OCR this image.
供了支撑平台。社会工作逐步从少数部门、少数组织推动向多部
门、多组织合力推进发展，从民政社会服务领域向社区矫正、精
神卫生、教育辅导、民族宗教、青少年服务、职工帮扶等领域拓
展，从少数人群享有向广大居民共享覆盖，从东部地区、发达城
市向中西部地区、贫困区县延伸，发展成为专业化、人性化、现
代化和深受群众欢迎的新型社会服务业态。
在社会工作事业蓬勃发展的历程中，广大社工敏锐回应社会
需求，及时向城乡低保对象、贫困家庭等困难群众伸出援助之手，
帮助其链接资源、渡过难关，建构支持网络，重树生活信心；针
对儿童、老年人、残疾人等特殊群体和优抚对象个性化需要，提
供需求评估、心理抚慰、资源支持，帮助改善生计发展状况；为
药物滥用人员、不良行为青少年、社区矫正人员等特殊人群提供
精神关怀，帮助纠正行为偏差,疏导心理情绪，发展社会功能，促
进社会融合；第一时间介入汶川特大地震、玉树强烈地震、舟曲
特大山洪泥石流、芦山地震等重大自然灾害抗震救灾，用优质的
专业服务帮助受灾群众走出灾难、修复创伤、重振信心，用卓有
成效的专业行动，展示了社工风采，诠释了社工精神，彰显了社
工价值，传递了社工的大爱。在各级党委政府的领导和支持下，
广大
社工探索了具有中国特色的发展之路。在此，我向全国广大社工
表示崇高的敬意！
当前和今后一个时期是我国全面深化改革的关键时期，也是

■ **The request**:
Restate the whole listing exactly, leaving out nothing.

■ **Exercise answer**:
OCR this image.
供了支撑平台。社会工作逐步从少数部门、少数组织推动向多部
门、多组织合力推进发展，从民政社会服务领域向社区矫正、精
神卫生、教育辅导、民族宗教、青少年服务、职工帮扶等领域拓
展，从少数人群享有向广大居民共享覆盖，从东部地区、发达城
市向中西部地区、贫困区县延伸，发展成为专业化、人性化、现
代化和深受群众欢迎的新型社会服务业态。
在社会工作事业蓬勃发展的历程中，广大社工敏锐回应社会
需求，及时向城乡低保对象、贫困家庭等困难群众伸出援助之手，
帮助其链接资源、渡过难关，建构支持网络，重树生活信心；针
对儿童、老年人、残疾人等特殊群体和优抚对象个性化需要，提
供需求评估、心理抚慰、资源支持，帮助改善生计发展状况；为
药物滥用人员、不良行为青少年、社区矫正人员等特殊人群提供
精神关怀，帮助纠正行为偏差,疏导心理情绪，发展社会功能，促
进社会融合；第一时间介入汶川特大地震、玉树强烈地震、舟曲
特大山洪泥石流、芦山地震等重大自然灾害抗震救灾，用优质的
专业服务帮助受灾群众走出灾难、修复创伤、重振信心，用卓有
成效的专业行动，展示了社工风采，诠释了社工精神，彰显了社
工价值，传递了社工的大爱。在各级党委政府的领导和支持下，
广大
社工探索了具有中国特色的发展之路。在此，我向全国广大社工
表示崇高的敬意！
当前和今后一个时期是我国全面深化改革的关键时期，也是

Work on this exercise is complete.